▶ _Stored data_
'''

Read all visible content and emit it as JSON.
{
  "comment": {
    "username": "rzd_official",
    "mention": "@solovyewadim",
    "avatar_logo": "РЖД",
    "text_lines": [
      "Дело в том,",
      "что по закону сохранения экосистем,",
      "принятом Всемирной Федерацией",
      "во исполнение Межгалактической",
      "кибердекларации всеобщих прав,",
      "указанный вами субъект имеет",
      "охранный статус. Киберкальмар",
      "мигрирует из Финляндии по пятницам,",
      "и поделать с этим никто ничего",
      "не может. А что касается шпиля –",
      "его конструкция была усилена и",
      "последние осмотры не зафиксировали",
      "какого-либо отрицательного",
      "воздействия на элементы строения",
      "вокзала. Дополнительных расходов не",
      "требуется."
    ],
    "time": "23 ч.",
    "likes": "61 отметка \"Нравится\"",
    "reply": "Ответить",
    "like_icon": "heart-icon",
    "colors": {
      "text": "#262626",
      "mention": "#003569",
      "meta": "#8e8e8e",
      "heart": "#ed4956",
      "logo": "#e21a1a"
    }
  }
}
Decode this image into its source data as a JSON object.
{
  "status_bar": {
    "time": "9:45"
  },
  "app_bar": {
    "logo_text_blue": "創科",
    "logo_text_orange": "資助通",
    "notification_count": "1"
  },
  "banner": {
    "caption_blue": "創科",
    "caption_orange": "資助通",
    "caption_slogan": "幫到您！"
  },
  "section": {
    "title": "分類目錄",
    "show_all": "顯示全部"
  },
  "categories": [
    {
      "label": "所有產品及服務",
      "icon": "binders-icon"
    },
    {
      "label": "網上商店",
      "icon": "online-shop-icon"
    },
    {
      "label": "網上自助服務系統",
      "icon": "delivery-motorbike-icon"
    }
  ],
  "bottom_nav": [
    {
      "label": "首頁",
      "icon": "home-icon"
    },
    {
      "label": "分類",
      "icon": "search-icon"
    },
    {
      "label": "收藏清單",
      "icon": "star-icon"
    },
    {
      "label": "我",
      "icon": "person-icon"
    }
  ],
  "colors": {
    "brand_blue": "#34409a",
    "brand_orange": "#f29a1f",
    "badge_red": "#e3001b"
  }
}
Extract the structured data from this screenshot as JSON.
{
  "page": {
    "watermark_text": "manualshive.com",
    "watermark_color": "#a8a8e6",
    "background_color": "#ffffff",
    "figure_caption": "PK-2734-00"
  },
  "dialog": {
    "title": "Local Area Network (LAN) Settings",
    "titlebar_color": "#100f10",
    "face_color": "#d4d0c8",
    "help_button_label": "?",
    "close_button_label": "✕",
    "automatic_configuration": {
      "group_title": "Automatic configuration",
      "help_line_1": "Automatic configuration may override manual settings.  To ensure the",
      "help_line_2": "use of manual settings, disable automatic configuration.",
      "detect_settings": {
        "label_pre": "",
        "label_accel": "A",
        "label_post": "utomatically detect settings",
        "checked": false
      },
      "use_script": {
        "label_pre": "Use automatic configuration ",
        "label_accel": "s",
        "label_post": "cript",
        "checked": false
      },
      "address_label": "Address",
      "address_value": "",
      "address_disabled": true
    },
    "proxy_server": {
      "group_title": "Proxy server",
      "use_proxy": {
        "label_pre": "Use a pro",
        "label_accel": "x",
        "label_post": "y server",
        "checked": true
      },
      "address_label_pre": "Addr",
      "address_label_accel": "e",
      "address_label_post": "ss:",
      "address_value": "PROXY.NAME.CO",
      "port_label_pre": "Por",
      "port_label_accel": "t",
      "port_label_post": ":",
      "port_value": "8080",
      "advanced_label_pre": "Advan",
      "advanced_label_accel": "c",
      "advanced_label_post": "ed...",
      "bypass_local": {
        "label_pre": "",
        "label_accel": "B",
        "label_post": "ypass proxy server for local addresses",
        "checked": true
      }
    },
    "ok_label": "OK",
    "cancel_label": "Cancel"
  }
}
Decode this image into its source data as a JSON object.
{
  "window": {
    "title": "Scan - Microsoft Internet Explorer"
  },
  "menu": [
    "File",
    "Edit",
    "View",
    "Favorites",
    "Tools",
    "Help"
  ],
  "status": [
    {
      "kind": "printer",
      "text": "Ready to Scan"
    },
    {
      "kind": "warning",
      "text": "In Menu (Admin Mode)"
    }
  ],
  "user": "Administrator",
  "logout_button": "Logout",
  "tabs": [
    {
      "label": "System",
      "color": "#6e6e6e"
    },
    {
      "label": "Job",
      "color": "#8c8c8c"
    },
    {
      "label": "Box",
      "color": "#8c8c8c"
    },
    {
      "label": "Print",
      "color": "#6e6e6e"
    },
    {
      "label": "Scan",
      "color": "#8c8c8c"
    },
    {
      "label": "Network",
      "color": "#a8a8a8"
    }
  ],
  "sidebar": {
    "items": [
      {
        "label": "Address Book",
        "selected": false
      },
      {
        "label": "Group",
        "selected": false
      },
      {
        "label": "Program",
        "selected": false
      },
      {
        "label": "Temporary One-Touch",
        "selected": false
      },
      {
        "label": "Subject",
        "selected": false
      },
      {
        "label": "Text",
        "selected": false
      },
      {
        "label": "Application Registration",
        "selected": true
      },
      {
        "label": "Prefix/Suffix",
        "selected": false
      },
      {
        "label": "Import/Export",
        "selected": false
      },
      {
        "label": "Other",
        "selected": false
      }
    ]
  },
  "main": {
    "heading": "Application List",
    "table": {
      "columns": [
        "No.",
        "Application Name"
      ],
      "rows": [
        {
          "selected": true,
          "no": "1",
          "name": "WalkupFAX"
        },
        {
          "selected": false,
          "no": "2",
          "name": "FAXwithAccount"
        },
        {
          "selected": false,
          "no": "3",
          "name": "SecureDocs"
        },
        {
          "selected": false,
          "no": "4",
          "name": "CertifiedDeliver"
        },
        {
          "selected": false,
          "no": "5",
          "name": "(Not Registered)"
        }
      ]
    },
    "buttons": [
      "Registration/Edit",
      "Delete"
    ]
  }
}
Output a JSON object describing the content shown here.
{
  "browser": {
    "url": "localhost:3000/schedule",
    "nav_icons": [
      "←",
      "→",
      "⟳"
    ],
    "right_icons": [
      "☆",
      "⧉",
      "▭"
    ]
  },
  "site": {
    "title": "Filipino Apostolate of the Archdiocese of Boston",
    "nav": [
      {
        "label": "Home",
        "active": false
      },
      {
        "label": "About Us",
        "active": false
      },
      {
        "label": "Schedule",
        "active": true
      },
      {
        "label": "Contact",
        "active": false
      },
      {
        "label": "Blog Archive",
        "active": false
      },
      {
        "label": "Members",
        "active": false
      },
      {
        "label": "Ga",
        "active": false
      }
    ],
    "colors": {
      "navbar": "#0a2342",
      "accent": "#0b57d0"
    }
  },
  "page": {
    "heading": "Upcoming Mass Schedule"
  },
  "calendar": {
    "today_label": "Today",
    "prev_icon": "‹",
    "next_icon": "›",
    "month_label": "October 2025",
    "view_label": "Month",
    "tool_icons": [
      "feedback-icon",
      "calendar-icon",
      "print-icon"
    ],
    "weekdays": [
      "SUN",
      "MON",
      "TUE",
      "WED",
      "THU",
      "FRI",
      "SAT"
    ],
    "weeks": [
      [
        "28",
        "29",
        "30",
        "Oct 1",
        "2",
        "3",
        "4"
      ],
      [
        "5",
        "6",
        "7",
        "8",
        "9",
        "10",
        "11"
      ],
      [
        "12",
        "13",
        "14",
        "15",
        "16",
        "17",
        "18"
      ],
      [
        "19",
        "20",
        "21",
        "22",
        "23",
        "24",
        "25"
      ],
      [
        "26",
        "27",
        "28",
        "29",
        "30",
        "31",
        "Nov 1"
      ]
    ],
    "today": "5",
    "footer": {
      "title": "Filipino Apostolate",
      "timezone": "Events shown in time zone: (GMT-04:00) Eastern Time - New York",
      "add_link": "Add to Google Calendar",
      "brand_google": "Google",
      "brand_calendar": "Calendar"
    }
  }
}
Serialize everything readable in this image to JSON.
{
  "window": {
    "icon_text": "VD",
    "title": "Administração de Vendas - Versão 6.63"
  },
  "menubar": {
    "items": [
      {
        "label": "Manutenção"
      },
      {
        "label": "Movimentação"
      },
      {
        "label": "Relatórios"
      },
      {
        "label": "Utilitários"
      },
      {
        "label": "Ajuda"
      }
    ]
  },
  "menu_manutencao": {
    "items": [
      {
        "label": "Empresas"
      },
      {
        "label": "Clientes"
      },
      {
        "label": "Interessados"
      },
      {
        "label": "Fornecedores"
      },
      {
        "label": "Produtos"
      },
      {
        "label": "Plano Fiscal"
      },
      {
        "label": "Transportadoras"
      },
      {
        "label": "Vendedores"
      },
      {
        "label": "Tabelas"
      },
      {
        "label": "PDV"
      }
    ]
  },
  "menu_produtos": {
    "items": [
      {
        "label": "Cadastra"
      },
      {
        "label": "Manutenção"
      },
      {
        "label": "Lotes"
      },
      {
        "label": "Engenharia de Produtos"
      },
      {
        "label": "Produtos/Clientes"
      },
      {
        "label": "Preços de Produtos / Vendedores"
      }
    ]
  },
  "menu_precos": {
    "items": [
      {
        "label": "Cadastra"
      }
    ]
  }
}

'''

▶ _Problem requirements_
Which lines include the word "Application"? Copy every one of them.

▶ _The solution_
        "label": "Application Registration",
    "heading": "Application List",
        "Application Name"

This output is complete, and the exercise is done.